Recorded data
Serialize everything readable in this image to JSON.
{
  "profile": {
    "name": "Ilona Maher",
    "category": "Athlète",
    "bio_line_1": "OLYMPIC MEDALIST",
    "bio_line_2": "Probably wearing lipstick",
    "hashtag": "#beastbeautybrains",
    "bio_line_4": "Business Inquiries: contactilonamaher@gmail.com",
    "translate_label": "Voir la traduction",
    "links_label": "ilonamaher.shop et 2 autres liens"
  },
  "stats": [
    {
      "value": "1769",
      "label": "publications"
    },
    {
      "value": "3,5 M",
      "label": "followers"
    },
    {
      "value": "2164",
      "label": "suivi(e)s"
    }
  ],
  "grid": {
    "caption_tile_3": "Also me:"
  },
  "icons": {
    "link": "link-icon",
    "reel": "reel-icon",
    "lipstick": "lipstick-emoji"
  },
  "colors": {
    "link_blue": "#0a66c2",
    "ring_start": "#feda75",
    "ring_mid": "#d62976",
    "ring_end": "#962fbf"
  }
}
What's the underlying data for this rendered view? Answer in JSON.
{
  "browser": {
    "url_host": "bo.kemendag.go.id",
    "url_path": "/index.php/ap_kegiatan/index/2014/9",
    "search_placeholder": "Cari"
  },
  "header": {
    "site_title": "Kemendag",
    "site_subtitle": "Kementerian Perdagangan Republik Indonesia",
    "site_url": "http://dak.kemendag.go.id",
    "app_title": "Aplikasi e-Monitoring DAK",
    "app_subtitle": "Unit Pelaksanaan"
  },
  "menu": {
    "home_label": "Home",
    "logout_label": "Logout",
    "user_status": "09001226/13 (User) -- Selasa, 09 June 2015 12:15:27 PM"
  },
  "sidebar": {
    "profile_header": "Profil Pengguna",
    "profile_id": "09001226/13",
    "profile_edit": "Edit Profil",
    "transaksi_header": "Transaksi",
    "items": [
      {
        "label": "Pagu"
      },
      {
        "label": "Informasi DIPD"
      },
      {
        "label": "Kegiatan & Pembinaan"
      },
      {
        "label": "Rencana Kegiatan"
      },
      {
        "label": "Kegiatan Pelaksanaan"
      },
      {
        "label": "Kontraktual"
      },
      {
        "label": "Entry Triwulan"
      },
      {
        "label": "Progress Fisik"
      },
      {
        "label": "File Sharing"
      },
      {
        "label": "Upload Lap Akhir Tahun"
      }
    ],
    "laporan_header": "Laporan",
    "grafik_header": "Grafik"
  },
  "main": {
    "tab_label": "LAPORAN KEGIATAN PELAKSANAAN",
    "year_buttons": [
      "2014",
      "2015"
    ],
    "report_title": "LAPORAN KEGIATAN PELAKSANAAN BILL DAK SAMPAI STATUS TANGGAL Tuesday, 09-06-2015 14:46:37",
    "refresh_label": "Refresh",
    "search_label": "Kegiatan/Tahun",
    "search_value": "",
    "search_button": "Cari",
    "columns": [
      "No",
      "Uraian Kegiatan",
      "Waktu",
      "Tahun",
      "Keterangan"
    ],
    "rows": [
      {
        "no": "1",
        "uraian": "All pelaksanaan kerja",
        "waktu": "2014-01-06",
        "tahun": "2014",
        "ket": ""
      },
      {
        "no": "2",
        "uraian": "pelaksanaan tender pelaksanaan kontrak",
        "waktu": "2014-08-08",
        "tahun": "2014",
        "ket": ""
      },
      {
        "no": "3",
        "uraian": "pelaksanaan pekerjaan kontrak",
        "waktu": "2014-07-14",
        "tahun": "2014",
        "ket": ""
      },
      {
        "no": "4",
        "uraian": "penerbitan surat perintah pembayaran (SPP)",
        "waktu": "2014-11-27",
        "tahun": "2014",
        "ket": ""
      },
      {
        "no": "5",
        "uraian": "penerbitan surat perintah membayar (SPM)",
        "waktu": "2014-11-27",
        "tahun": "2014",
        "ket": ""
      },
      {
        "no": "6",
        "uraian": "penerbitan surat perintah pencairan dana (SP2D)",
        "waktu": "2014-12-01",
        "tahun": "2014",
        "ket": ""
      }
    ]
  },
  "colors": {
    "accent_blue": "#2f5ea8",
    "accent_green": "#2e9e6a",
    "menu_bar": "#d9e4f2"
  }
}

**THE PROBLEM**:
Repeat the material word for word, in full.

**TASK ANSWER**:
Serialize everything readable in this image to JSON.
{
  "profile": {
    "name": "Ilona Maher",
    "category": "Athlète",
    "bio_line_1": "OLYMPIC MEDALIST",
    "bio_line_2": "Probably wearing lipstick",
    "hashtag": "#beastbeautybrains",
    "bio_line_4": "Business Inquiries: contactilonamaher@gmail.com",
    "translate_label": "Voir la traduction",
    "links_label": "ilonamaher.shop et 2 autres liens"
  },
  "stats": [
    {
      "value": "1769",
      "label": "publications"
    },
    {
      "value": "3,5 M",
      "label": "followers"
    },
    {
      "value": "2164",
      "label": "suivi(e)s"
    }
  ],
  "grid": {
    "caption_tile_3": "Also me:"
  },
  "icons": {
    "link": "link-icon",
    "reel": "reel-icon",
    "lipstick": "lipstick-emoji"
  },
  "colors": {
    "link_blue": "#0a66c2",
    "ring_start": "#feda75",
    "ring_mid": "#d62976",
    "ring_end": "#962fbf"
  }
}
What's the underlying data for this rendered view? Answer in JSON.
{
  "browser": {
    "url_host": "bo.kemendag.go.id",
    "url_path": "/index.php/ap_kegiatan/index/2014/9",
    "search_placeholder": "Cari"
  },
  "header": {
    "site_title": "Kemendag",
    "site_subtitle": "Kementerian Perdagangan Republik Indonesia",
    "site_url": "http://dak.kemendag.go.id",
    "app_title": "Aplikasi e-Monitoring DAK",
    "app_subtitle": "Unit Pelaksanaan"
  },
  "menu": {
    "home_label": "Home",
    "logout_label": "Logout",
    "user_status": "09001226/13 (User) -- Selasa, 09 June 2015 12:15:27 PM"
  },
  "sidebar": {
    "profile_header": "Profil Pengguna",
    "profile_id": "09001226/13",
    "profile_edit": "Edit Profil",
    "transaksi_header": "Transaksi",
    "items": [
      {
        "label": "Pagu"
      },
      {
        "label": "Informasi DIPD"
      },
      {
        "label": "Kegiatan & Pembinaan"
      },
      {
        "label": "Rencana Kegiatan"
      },
      {
        "label": "Kegiatan Pelaksanaan"
      },
      {
        "label": "Kontraktual"
      },
      {
        "label": "Entry Triwulan"
      },
      {
        "label": "Progress Fisik"
      },
      {
        "label": "File Sharing"
      },
      {
        "label": "Upload Lap Akhir Tahun"
      }
    ],
    "laporan_header": "Laporan",
    "grafik_header": "Grafik"
  },
  "main": {
    "tab_label": "LAPORAN KEGIATAN PELAKSANAAN",
    "year_buttons": [
      "2014",
      "2015"
    ],
    "report_title": "LAPORAN KEGIATAN PELAKSANAAN BILL DAK SAMPAI STATUS TANGGAL Tuesday, 09-06-2015 14:46:37",
    "refresh_label": "Refresh",
    "search_label": "Kegiatan/Tahun",
    "search_value": "",
    "search_button": "Cari",
    "columns": [
      "No",
      "Uraian Kegiatan",
      "Waktu",
      "Tahun",
      "Keterangan"
    ],
    "rows": [
      {
        "no": "1",
        "uraian": "All pelaksanaan kerja",
        "waktu": "2014-01-06",
        "tahun": "2014",
        "ket": ""
      },
      {
        "no": "2",
        "uraian": "pelaksanaan tender pelaksanaan kontrak",
        "waktu": "2014-08-08",
        "tahun": "2014",
        "ket": ""
      },
      {
        "no": "3",
        "uraian": "pelaksanaan pekerjaan kontrak",
        "waktu": "2014-07-14",
        "tahun": "2014",
        "ket": ""
      },
      {
        "no": "4",
        "uraian": "penerbitan surat perintah pembayaran (SPP)",
        "waktu": "2014-11-27",
        "tahun": "2014",
        "ket": ""
      },
      {
        "no": "5",
        "uraian": "penerbitan surat perintah membayar (SPM)",
        "waktu": "2014-11-27",
        "tahun": "2014",
        "ket": ""
      },
      {
        "no": "6",
        "uraian": "penerbitan surat perintah pencairan dana (SP2D)",
        "waktu": "2014-12-01",
        "tahun": "2014",
        "ket": ""
      }
    ]
  },
  "colors": {
    "accent_blue": "#2f5ea8",
    "accent_green": "#2e9e6a",
    "menu_bar": "#d9e4f2"
  }
}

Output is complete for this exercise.